### Source records
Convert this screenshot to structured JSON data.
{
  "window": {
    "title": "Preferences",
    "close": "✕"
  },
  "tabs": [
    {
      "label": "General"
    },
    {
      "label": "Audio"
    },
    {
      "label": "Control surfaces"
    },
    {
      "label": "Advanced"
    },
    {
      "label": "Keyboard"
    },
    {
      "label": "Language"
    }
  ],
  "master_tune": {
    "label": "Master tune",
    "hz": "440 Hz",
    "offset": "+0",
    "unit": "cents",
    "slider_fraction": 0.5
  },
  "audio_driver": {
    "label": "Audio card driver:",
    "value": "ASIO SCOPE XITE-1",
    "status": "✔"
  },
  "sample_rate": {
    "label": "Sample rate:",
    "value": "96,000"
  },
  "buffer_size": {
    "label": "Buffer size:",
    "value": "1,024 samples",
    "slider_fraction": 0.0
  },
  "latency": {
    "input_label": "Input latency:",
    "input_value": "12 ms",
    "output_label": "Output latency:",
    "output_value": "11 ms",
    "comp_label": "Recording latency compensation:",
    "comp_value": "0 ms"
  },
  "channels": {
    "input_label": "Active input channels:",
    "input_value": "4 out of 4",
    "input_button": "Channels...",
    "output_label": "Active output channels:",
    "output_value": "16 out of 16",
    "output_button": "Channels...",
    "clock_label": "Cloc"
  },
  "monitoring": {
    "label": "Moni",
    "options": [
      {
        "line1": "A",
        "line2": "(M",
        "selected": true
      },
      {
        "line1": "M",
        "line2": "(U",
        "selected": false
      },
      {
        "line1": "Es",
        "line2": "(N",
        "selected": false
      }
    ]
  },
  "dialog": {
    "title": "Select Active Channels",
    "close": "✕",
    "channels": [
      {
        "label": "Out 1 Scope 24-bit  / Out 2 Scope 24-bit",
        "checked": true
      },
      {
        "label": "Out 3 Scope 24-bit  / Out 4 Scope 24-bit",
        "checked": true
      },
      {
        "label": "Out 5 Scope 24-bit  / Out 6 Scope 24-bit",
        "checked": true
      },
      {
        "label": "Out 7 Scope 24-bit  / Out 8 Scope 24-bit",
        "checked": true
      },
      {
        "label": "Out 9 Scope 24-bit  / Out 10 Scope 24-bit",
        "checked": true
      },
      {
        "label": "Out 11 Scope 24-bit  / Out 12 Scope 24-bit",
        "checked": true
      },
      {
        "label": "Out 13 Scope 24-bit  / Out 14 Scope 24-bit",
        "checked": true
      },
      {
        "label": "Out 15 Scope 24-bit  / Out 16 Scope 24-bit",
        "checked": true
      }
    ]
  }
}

### Directions
Return the whole listing exactly, with every line included.

### Written solution
Convert this screenshot to structured JSON data.
{
  "window": {
    "title": "Preferences",
    "close": "✕"
  },
  "tabs": [
    {
      "label": "General"
    },
    {
      "label": "Audio"
    },
    {
      "label": "Control surfaces"
    },
    {
      "label": "Advanced"
    },
    {
      "label": "Keyboard"
    },
    {
      "label": "Language"
    }
  ],
  "master_tune": {
    "label": "Master tune",
    "hz": "440 Hz",
    "offset": "+0",
    "unit": "cents",
    "slider_fraction": 0.5
  },
  "audio_driver": {
    "label": "Audio card driver:",
    "value": "ASIO SCOPE XITE-1",
    "status": "✔"
  },
  "sample_rate": {
    "label": "Sample rate:",
    "value": "96,000"
  },
  "buffer_size": {
    "label": "Buffer size:",
    "value": "1,024 samples",
    "slider_fraction": 0.0
  },
  "latency": {
    "input_label": "Input latency:",
    "input_value": "12 ms",
    "output_label": "Output latency:",
    "output_value": "11 ms",
    "comp_label": "Recording latency compensation:",
    "comp_value": "0 ms"
  },
  "channels": {
    "input_label": "Active input channels:",
    "input_value": "4 out of 4",
    "input_button": "Channels...",
    "output_label": "Active output channels:",
    "output_value": "16 out of 16",
    "output_button": "Channels...",
    "clock_label": "Cloc"
  },
  "monitoring": {
    "label": "Moni",
    "options": [
      {
        "line1": "A",
        "line2": "(M",
        "selected": true
      },
      {
        "line1": "M",
        "line2": "(U",
        "selected": false
      },
      {
        "line1": "Es",
        "line2": "(N",
        "selected": false
      }
    ]
  },
  "dialog": {
    "title": "Select Active Channels",
    "close": "✕",
    "channels": [
      {
        "label": "Out 1 Scope 24-bit  / Out 2 Scope 24-bit",
        "checked": true
      },
      {
        "label": "Out 3 Scope 24-bit  / Out 4 Scope 24-bit",
        "checked": true
      },
      {
        "label": "Out 5 Scope 24-bit  / Out 6 Scope 24-bit",
        "checked": true
      },
      {
        "label": "Out 7 Scope 24-bit  / Out 8 Scope 24-bit",
        "checked": true
      },
      {
        "label": "Out 9 Scope 24-bit  / Out 10 Scope 24-bit",
        "checked": true
      },
      {
        "label": "Out 11 Scope 24-bit  / Out 12 Scope 24-bit",
        "checked": true
      },
      {
        "label": "Out 13 Scope 24-bit  / Out 14 Scope 24-bit",
        "checked": true
      },
      {
        "label": "Out 15 Scope 24-bit  / Out 16 Scope 24-bit",
        "checked": true
      }
    ]
  }
}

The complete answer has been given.